• WHAT IS EXPECTED: Transcribe the material below exactly as it appears.

--- Start ---

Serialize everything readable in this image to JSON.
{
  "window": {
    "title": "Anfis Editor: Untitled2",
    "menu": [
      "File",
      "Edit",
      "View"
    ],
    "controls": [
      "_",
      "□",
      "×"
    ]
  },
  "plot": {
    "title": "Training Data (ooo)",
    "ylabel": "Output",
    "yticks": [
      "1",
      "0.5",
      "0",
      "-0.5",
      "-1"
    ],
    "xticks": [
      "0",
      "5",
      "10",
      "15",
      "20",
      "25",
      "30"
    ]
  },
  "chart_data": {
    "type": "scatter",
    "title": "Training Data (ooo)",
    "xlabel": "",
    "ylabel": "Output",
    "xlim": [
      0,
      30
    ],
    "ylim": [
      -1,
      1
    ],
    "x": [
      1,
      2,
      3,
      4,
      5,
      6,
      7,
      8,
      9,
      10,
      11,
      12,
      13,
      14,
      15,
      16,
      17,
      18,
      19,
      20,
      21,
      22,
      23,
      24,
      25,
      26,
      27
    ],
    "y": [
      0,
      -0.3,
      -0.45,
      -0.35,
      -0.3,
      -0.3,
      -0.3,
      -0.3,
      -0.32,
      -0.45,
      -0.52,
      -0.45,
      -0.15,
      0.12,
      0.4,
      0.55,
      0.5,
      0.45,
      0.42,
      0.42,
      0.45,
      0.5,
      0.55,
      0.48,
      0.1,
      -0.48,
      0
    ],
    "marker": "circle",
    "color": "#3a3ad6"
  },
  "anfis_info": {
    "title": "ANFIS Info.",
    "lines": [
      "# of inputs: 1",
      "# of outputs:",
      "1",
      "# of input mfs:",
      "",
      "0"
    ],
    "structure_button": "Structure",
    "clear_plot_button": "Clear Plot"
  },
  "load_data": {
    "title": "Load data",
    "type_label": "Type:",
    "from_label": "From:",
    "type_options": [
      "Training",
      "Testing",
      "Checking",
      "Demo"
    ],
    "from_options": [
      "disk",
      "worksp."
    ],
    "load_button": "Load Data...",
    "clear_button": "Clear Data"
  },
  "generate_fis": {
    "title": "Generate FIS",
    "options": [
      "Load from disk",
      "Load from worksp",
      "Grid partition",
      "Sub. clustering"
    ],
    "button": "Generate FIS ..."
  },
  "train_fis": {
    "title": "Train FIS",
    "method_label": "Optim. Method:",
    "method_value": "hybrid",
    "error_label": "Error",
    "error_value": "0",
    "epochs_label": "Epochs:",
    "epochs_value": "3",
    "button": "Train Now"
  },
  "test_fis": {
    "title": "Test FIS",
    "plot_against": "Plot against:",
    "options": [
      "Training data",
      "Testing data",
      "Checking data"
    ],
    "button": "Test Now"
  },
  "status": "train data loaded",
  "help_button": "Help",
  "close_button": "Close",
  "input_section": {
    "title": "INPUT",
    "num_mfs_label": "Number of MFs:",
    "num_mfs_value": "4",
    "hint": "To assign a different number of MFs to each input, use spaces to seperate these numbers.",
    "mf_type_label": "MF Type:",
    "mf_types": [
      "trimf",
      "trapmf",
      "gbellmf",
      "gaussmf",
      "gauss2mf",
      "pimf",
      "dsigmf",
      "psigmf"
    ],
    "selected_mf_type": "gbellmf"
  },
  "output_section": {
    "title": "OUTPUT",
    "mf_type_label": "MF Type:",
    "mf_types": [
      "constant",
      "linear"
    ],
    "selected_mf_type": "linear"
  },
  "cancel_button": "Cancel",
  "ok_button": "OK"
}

--- End ---

• WRITTEN ANSWER:
Serialize everything readable in this image to JSON.
{
  "window": {
    "title": "Anfis Editor: Untitled2",
    "menu": [
      "File",
      "Edit",
      "View"
    ],
    "controls": [
      "_",
      "□",
      "×"
    ]
  },
  "plot": {
    "title": "Training Data (ooo)",
    "ylabel": "Output",
    "yticks": [
      "1",
      "0.5",
      "0",
      "-0.5",
      "-1"
    ],
    "xticks": [
      "0",
      "5",
      "10",
      "15",
      "20",
      "25",
      "30"
    ]
  },
  "chart_data": {
    "type": "scatter",
    "title": "Training Data (ooo)",
    "xlabel": "",
    "ylabel": "Output",
    "xlim": [
      0,
      30
    ],
    "ylim": [
      -1,
      1
    ],
    "x": [
      1,
      2,
      3,
      4,
      5,
      6,
      7,
      8,
      9,
      10,
      11,
      12,
      13,
      14,
      15,
      16,
      17,
      18,
      19,
      20,
      21,
      22,
      23,
      24,
      25,
      26,
      27
    ],
    "y": [
      0,
      -0.3,
      -0.45,
      -0.35,
      -0.3,
      -0.3,
      -0.3,
      -0.3,
      -0.32,
      -0.45,
      -0.52,
      -0.45,
      -0.15,
      0.12,
      0.4,
      0.55,
      0.5,
      0.45,
      0.42,
      0.42,
      0.45,
      0.5,
      0.55,
      0.48,
      0.1,
      -0.48,
      0
    ],
    "marker": "circle",
    "color": "#3a3ad6"
  },
  "anfis_info": {
    "title": "ANFIS Info.",
    "lines": [
      "# of inputs: 1",
      "# of outputs:",
      "1",
      "# of input mfs:",
      "",
      "0"
    ],
    "structure_button": "Structure",
    "clear_plot_button": "Clear Plot"
  },
  "load_data": {
    "title": "Load data",
    "type_label": "Type:",
    "from_label": "From:",
    "type_options": [
      "Training",
      "Testing",
      "Checking",
      "Demo"
    ],
    "from_options": [
      "disk",
      "worksp."
    ],
    "load_button": "Load Data...",
    "clear_button": "Clear Data"
  },
  "generate_fis": {
    "title": "Generate FIS",
    "options": [
      "Load from disk",
      "Load from worksp",
      "Grid partition",
      "Sub. clustering"
    ],
    "button": "Generate FIS ..."
  },
  "train_fis": {
    "title": "Train FIS",
    "method_label": "Optim. Method:",
    "method_value": "hybrid",
    "error_label": "Error",
    "error_value": "0",
    "epochs_label": "Epochs:",
    "epochs_value": "3",
    "button": "Train Now"
  },
  "test_fis": {
    "title": "Test FIS",
    "plot_against": "Plot against:",
    "options": [
      "Training data",
      "Testing data",
      "Checking data"
    ],
    "button": "Test Now"
  },
  "status": "train data loaded",
  "help_button": "Help",
  "close_button": "Close",
  "input_section": {
    "title": "INPUT",
    "num_mfs_label": "Number of MFs:",
    "num_mfs_value": "4",
    "hint": "To assign a different number of MFs to each input, use spaces to seperate these numbers.",
    "mf_type_label": "MF Type:",
    "mf_types": [
      "trimf",
      "trapmf",
      "gbellmf",
      "gaussmf",
      "gauss2mf",
      "pimf",
      "dsigmf",
      "psigmf"
    ],
    "selected_mf_type": "gbellmf"
  },
  "output_section": {
    "title": "OUTPUT",
    "mf_type_label": "MF Type:",
    "mf_types": [
      "constant",
      "linear"
    ],
    "selected_mf_type": "linear"
  },
  "cancel_button": "Cancel",
  "ok_button": "OK"
}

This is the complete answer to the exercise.